Look for the string "either" in every line, and copy each line that has it.

Stored records:
--- BEGIN ---

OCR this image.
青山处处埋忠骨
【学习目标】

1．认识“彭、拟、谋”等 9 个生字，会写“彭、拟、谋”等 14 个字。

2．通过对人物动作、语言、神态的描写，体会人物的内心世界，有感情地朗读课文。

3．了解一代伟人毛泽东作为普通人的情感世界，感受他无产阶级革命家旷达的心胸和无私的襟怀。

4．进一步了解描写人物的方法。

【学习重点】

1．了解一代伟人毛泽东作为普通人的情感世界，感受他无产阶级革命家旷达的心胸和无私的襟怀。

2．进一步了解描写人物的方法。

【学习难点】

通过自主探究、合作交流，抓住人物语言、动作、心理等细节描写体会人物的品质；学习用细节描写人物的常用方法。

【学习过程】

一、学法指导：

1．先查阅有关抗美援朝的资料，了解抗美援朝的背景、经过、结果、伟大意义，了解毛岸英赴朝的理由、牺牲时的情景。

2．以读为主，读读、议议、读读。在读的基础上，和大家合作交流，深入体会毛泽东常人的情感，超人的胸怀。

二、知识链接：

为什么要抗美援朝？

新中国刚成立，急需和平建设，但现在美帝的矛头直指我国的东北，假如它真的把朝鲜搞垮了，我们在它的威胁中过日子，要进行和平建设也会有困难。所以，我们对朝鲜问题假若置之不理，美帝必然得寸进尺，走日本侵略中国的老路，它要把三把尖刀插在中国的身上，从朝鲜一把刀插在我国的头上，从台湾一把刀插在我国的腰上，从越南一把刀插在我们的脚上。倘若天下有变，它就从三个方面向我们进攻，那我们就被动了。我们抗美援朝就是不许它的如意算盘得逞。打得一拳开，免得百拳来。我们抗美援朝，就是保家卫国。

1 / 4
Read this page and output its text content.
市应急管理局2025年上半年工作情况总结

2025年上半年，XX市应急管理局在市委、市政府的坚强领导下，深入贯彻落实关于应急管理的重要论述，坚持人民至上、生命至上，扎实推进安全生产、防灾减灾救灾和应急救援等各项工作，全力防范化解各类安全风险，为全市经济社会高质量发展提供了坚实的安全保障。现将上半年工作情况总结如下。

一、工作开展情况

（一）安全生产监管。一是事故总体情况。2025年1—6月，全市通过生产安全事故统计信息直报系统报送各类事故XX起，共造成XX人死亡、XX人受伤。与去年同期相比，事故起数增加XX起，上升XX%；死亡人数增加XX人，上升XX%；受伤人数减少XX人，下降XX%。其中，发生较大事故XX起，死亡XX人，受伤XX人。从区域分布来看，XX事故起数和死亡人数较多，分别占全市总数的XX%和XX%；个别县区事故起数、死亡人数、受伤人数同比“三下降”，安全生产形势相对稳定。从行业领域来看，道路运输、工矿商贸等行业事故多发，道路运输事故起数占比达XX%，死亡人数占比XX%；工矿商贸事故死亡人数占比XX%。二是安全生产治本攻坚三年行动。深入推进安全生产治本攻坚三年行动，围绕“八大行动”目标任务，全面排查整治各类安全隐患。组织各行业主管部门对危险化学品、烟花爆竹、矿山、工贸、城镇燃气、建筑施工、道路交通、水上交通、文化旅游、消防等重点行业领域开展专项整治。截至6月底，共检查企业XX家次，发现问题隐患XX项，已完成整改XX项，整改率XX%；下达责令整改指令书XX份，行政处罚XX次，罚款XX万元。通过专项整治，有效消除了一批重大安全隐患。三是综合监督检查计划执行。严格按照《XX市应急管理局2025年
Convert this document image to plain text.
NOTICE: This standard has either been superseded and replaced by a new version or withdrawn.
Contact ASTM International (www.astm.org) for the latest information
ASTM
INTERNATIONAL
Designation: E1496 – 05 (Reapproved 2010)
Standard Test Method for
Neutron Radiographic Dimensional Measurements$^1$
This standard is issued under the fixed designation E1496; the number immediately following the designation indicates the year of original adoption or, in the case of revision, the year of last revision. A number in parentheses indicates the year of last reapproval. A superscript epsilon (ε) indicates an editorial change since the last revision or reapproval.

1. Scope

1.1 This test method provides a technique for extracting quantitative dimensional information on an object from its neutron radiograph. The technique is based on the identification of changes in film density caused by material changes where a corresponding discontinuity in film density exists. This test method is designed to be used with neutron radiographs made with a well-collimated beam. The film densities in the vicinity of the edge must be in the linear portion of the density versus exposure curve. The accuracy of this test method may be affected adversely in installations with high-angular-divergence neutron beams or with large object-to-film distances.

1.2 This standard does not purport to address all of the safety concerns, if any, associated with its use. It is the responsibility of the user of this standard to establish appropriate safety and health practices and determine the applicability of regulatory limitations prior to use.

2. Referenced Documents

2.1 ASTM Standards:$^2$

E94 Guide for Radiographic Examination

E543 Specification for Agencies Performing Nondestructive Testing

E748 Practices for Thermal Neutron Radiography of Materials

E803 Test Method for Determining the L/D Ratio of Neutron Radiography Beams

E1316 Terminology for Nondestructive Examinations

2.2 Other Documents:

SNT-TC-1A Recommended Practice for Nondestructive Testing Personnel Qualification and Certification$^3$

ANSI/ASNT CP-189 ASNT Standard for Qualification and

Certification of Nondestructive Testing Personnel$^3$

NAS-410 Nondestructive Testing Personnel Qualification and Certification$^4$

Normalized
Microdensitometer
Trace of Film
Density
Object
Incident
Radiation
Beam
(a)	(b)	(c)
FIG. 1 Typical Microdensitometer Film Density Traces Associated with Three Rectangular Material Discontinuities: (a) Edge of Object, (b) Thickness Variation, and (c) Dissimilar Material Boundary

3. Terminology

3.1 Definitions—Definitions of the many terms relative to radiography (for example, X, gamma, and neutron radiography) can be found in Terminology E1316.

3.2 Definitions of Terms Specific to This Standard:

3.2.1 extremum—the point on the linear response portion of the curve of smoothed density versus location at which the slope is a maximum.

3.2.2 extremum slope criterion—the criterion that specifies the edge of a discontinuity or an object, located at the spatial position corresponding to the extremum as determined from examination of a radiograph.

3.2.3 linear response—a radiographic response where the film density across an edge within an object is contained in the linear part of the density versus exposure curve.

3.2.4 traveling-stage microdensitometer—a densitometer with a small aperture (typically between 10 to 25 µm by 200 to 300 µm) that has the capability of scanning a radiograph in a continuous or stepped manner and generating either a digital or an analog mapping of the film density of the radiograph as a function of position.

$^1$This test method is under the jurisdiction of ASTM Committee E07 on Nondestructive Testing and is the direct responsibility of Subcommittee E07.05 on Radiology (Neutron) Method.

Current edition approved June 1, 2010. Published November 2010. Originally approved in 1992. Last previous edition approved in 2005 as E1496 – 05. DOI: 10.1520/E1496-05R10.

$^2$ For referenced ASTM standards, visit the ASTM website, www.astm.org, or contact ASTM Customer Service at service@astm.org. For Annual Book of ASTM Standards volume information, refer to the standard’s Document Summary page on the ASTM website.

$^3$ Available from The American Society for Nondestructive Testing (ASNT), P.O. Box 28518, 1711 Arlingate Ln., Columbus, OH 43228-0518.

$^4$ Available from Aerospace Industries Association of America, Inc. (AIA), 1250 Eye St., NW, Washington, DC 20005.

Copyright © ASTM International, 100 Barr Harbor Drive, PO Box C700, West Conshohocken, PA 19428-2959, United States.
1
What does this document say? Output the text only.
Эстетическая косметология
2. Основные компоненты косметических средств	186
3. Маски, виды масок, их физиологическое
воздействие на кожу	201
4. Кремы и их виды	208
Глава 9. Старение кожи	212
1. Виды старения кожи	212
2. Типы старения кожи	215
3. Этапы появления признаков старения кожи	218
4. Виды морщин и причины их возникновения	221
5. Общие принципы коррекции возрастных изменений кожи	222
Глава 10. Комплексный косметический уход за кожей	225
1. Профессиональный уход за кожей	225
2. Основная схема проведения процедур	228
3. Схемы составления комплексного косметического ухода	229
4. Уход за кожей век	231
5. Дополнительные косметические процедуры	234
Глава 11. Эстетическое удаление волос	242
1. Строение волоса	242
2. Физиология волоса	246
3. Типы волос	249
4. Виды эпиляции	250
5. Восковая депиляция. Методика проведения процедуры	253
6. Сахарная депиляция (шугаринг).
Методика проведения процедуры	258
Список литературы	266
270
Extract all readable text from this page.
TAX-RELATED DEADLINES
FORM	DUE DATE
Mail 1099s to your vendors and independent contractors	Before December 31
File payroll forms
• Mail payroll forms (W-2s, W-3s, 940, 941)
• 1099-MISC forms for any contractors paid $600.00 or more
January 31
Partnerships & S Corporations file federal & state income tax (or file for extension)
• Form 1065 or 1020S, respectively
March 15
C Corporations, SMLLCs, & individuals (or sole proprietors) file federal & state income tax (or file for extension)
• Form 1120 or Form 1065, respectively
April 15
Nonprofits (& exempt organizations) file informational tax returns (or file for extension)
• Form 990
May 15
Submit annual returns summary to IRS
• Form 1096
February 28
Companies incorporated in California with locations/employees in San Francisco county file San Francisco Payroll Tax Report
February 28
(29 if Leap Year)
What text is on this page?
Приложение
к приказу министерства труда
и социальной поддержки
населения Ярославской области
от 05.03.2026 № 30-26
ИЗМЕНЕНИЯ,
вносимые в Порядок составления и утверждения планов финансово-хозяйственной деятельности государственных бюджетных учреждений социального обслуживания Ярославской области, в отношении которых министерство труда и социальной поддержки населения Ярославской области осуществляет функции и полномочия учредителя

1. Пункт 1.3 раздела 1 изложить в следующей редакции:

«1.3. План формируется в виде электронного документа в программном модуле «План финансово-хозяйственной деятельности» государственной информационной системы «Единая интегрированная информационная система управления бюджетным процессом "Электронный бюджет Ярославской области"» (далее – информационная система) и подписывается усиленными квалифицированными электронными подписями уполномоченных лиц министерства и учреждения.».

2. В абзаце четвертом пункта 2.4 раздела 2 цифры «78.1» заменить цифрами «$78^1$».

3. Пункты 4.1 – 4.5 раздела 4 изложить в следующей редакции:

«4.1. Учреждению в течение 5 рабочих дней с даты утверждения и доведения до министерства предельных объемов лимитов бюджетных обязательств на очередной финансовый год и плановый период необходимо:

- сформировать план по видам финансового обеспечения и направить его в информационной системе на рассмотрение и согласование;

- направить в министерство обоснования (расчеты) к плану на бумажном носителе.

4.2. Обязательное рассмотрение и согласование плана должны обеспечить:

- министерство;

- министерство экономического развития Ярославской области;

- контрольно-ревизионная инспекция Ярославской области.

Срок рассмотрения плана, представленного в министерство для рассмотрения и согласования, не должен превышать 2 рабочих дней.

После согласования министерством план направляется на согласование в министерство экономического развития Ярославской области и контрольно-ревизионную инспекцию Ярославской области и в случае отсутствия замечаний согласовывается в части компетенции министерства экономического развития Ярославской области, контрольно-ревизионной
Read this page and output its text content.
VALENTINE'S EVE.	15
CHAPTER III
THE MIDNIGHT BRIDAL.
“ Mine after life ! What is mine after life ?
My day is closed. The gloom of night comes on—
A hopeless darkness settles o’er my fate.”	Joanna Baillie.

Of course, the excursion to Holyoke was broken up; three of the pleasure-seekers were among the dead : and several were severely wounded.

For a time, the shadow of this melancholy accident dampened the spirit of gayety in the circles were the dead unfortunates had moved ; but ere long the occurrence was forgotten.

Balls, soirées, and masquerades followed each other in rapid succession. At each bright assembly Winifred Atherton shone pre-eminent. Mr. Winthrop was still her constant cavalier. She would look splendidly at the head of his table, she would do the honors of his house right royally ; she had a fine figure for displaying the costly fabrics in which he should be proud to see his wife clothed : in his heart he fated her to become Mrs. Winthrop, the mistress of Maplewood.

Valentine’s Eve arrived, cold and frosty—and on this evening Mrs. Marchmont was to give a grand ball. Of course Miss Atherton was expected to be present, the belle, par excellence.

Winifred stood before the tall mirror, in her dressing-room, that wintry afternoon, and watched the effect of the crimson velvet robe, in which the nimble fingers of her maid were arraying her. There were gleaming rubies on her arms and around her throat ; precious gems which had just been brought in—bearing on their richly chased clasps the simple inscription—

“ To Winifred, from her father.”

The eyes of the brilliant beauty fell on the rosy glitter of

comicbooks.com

--- END ---

Complete answer:
NOTICE: This standard has either been superseded and replaced by a new version or withdrawn.
3.2.4 traveling-stage microdensitometer—a densitometer with a small aperture (typically between 10 to 25 µm by 200 to 300 µm) that has the capability of scanning a radiograph in a continuous or stepped manner and generating either a digital or an analog mapping of the film density of the radiograph as a function of position.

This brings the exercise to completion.